What is required: Using the data below, copy every line that contains the word "JSON".
━━ Provided records
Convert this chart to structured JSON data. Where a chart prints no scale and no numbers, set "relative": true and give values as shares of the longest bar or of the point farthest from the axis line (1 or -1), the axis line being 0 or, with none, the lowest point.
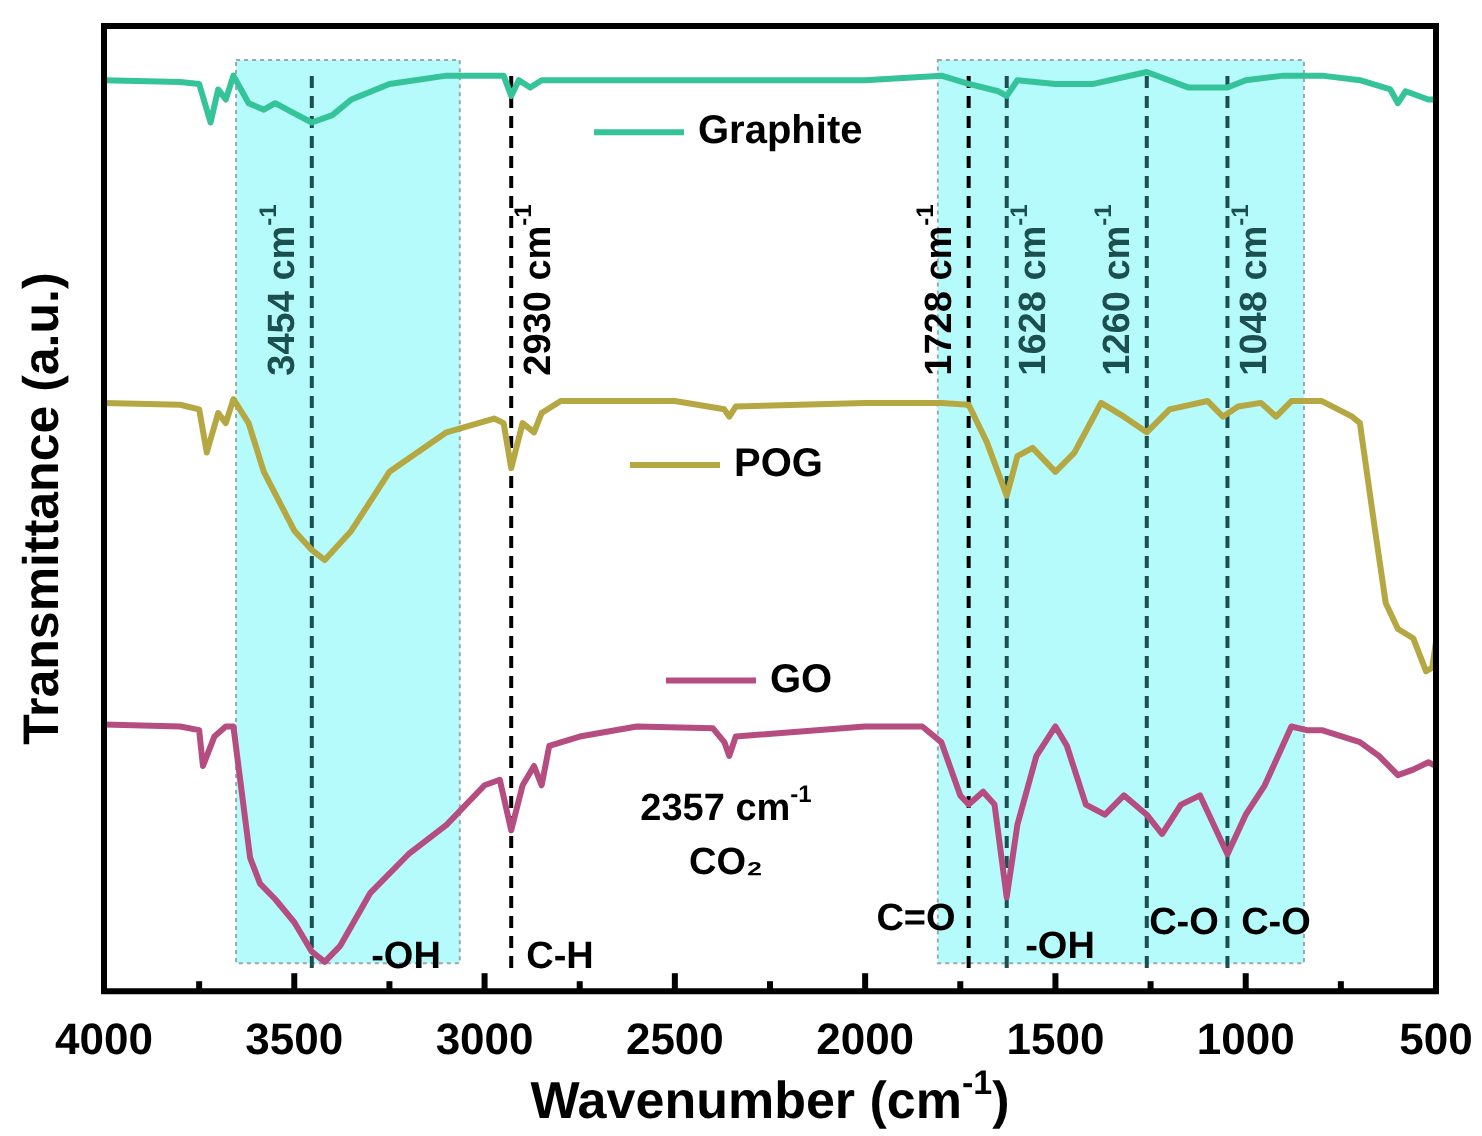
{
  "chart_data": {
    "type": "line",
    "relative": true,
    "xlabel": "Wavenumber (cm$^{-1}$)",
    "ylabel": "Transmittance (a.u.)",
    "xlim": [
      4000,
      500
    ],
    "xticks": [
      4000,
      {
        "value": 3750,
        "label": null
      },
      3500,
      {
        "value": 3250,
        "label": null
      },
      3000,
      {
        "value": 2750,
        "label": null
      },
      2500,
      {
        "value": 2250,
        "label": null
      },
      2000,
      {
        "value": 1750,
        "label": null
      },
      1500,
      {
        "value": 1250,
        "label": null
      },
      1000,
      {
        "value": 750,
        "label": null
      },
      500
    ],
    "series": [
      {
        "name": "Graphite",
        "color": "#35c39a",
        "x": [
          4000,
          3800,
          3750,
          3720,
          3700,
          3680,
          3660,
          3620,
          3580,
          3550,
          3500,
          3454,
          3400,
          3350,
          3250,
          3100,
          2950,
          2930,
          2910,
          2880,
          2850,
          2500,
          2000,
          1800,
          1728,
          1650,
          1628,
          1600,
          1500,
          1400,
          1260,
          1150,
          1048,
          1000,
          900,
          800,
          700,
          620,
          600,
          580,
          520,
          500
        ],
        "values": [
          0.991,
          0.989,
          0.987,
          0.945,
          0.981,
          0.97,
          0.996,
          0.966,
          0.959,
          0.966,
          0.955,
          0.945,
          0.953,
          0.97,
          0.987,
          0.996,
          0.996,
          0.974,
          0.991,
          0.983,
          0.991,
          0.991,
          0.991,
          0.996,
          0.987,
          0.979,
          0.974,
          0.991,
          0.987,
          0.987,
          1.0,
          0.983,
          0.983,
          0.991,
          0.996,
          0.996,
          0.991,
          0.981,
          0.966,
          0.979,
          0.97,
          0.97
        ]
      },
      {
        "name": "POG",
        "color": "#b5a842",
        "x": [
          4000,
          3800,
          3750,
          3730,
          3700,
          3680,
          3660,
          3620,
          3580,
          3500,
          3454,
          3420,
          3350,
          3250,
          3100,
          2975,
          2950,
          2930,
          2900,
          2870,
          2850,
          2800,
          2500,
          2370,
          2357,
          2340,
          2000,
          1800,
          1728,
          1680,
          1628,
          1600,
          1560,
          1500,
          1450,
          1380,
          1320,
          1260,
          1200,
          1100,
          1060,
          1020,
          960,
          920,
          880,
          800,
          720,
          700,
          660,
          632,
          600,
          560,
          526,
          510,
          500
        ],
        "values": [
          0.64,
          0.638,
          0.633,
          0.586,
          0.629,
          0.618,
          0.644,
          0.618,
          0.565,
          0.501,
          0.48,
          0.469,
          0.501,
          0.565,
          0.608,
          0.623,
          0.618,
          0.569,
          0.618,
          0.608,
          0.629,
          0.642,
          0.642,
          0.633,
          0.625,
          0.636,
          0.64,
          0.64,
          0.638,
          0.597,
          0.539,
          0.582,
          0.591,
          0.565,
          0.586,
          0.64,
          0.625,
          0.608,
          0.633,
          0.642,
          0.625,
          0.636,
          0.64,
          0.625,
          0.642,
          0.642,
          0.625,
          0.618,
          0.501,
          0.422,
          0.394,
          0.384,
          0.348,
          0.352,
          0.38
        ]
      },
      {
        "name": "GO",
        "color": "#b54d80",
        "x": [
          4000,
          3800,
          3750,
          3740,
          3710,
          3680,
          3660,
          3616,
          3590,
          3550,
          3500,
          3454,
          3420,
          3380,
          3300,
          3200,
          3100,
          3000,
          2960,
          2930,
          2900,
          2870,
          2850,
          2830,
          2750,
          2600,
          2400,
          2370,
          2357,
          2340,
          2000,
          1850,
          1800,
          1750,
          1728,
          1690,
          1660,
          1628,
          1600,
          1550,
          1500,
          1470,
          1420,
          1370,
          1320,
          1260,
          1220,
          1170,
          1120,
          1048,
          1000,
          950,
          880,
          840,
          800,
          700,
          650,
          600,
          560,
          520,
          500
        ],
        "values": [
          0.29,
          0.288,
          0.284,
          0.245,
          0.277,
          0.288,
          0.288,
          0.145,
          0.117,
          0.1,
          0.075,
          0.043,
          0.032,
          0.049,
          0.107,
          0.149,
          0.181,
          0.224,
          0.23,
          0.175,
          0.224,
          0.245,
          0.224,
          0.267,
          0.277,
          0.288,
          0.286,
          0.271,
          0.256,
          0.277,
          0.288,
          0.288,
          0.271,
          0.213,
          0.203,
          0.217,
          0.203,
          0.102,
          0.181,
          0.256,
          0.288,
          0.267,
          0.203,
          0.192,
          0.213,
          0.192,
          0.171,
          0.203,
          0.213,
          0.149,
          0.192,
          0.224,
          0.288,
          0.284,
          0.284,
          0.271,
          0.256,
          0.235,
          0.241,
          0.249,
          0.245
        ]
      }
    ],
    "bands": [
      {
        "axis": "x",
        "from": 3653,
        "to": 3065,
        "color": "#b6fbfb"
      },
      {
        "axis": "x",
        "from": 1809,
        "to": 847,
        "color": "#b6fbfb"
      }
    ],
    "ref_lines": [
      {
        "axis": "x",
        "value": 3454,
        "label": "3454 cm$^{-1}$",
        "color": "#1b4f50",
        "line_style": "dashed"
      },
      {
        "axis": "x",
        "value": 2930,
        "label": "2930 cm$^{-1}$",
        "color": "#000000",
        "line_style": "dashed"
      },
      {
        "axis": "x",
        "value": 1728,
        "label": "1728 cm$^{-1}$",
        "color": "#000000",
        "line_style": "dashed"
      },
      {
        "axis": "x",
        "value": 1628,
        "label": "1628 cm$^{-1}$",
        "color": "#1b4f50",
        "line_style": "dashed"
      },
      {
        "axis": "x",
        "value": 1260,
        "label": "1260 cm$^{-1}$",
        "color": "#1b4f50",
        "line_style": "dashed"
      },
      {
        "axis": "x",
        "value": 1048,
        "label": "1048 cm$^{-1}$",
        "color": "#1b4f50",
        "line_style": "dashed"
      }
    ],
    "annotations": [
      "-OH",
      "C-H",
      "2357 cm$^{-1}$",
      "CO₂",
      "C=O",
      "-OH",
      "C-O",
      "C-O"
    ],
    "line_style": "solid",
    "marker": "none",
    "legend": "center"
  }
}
━━━━
━━ Provided records
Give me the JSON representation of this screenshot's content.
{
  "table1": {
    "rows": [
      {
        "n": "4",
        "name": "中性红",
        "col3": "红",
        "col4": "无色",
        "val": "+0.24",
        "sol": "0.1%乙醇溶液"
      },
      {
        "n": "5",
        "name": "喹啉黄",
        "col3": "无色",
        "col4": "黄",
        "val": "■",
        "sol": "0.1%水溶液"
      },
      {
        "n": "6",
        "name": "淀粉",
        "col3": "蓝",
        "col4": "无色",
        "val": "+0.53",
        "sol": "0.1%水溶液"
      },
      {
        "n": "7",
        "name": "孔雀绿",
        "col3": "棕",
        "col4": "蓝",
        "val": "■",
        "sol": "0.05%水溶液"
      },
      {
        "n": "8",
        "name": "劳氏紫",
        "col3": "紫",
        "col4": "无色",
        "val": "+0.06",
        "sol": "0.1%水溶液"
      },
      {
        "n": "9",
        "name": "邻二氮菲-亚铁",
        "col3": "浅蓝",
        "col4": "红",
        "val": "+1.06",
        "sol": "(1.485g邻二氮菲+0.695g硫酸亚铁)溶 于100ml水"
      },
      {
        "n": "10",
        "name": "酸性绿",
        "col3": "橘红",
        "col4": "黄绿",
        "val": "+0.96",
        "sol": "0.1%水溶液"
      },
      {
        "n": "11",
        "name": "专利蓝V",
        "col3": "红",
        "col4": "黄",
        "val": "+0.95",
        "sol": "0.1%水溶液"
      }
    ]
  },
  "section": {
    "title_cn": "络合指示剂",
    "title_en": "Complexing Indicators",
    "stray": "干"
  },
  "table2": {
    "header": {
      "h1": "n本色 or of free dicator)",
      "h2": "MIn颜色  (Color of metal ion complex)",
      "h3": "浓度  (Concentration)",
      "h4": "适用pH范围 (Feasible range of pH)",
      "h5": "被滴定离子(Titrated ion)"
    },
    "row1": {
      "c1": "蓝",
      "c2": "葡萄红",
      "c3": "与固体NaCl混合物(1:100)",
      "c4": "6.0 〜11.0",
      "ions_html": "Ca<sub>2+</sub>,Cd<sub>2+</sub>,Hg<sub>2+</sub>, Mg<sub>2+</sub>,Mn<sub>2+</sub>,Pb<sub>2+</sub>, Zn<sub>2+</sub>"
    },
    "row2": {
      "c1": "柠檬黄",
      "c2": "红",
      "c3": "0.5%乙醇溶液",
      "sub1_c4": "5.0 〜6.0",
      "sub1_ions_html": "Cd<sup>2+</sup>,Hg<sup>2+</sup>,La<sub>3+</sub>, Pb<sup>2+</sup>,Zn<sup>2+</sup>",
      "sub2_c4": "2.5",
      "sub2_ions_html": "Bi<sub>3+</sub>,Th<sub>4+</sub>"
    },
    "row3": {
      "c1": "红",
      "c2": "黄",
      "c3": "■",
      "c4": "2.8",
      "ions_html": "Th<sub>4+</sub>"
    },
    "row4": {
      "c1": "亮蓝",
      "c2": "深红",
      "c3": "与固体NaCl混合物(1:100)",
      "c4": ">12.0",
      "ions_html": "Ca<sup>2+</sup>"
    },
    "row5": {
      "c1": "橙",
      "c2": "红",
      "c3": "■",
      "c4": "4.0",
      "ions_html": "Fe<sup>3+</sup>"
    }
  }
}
━━━━
Complete answer:
Convert this chart to structured JSON data. Where a chart prints no scale and no numbers, set "relative": true and give values as shares of the longest bar or of the point farthest from the axis line (1 or -1), the axis line being 0 or, with none, the lowest point.
Give me the JSON representation of this screenshot's content.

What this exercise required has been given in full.